(What you need to do):
Write out the records below once more, exactly as they stand.

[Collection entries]
—————
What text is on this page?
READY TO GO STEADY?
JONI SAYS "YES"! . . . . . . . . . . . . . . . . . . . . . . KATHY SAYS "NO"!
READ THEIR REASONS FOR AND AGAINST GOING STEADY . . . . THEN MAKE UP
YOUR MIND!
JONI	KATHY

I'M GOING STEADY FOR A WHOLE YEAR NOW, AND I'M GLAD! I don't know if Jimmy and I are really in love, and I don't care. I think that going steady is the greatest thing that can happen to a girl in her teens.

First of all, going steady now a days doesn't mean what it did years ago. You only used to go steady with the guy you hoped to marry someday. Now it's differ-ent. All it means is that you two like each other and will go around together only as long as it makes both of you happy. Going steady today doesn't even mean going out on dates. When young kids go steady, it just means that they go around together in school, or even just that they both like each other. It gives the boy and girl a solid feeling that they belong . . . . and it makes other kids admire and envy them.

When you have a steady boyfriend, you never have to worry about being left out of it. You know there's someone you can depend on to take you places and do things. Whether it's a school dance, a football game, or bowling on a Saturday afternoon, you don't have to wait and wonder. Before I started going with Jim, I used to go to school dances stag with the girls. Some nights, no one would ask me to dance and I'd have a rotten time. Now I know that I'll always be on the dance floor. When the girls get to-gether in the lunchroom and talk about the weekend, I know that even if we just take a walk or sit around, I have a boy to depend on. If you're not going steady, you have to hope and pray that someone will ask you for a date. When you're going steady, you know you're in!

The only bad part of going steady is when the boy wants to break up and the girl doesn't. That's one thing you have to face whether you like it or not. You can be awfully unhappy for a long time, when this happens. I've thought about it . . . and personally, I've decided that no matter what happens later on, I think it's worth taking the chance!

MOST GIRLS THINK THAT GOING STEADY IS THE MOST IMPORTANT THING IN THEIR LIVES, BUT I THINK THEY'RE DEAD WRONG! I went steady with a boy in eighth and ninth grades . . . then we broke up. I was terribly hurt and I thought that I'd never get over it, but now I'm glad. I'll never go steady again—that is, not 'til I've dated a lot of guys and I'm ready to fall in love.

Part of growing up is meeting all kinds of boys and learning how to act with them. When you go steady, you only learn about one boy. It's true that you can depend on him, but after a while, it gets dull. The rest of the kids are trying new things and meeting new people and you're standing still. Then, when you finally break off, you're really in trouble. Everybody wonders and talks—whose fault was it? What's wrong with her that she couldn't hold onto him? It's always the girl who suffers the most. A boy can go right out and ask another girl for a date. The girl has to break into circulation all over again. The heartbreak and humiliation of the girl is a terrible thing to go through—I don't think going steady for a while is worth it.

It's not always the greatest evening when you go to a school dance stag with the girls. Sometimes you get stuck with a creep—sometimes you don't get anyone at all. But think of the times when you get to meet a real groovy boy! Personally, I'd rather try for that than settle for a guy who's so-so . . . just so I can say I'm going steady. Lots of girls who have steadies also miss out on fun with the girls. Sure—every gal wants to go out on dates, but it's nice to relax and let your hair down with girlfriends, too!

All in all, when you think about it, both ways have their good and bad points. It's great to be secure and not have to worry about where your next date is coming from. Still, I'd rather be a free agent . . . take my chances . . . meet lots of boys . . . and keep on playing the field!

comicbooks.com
—————
(Finished task):
What text is on this page?
READY TO GO STEADY?
JONI SAYS "YES"! . . . . . . . . . . . . . . . . . . . . . . KATHY SAYS "NO"!
READ THEIR REASONS FOR AND AGAINST GOING STEADY . . . . THEN MAKE UP
YOUR MIND!
JONI	KATHY

I'M GOING STEADY FOR A WHOLE YEAR NOW, AND I'M GLAD! I don't know if Jimmy and I are really in love, and I don't care. I think that going steady is the greatest thing that can happen to a girl in her teens.

First of all, going steady now a days doesn't mean what it did years ago. You only used to go steady with the guy you hoped to marry someday. Now it's differ-ent. All it means is that you two like each other and will go around together only as long as it makes both of you happy. Going steady today doesn't even mean going out on dates. When young kids go steady, it just means that they go around together in school, or even just that they both like each other. It gives the boy and girl a solid feeling that they belong . . . . and it makes other kids admire and envy them.

When you have a steady boyfriend, you never have to worry about being left out of it. You know there's someone you can depend on to take you places and do things. Whether it's a school dance, a football game, or bowling on a Saturday afternoon, you don't have to wait and wonder. Before I started going with Jim, I used to go to school dances stag with the girls. Some nights, no one would ask me to dance and I'd have a rotten time. Now I know that I'll always be on the dance floor. When the girls get to-gether in the lunchroom and talk about the weekend, I know that even if we just take a walk or sit around, I have a boy to depend on. If you're not going steady, you have to hope and pray that someone will ask you for a date. When you're going steady, you know you're in!

The only bad part of going steady is when the boy wants to break up and the girl doesn't. That's one thing you have to face whether you like it or not. You can be awfully unhappy for a long time, when this happens. I've thought about it . . . and personally, I've decided that no matter what happens later on, I think it's worth taking the chance!

MOST GIRLS THINK THAT GOING STEADY IS THE MOST IMPORTANT THING IN THEIR LIVES, BUT I THINK THEY'RE DEAD WRONG! I went steady with a boy in eighth and ninth grades . . . then we broke up. I was terribly hurt and I thought that I'd never get over it, but now I'm glad. I'll never go steady again—that is, not 'til I've dated a lot of guys and I'm ready to fall in love.

Part of growing up is meeting all kinds of boys and learning how to act with them. When you go steady, you only learn about one boy. It's true that you can depend on him, but after a while, it gets dull. The rest of the kids are trying new things and meeting new people and you're standing still. Then, when you finally break off, you're really in trouble. Everybody wonders and talks—whose fault was it? What's wrong with her that she couldn't hold onto him? It's always the girl who suffers the most. A boy can go right out and ask another girl for a date. The girl has to break into circulation all over again. The heartbreak and humiliation of the girl is a terrible thing to go through—I don't think going steady for a while is worth it.

It's not always the greatest evening when you go to a school dance stag with the girls. Sometimes you get stuck with a creep—sometimes you don't get anyone at all. But think of the times when you get to meet a real groovy boy! Personally, I'd rather try for that than settle for a guy who's so-so . . . just so I can say I'm going steady. Lots of girls who have steadies also miss out on fun with the girls. Sure—every gal wants to go out on dates, but it's nice to relax and let your hair down with girlfriends, too!

All in all, when you think about it, both ways have their good and bad points. It's great to be secure and not have to worry about where your next date is coming from. Still, I'd rather be a free agent . . . take my chances . . . meet lots of boys . . . and keep on playing the field!

comicbooks.com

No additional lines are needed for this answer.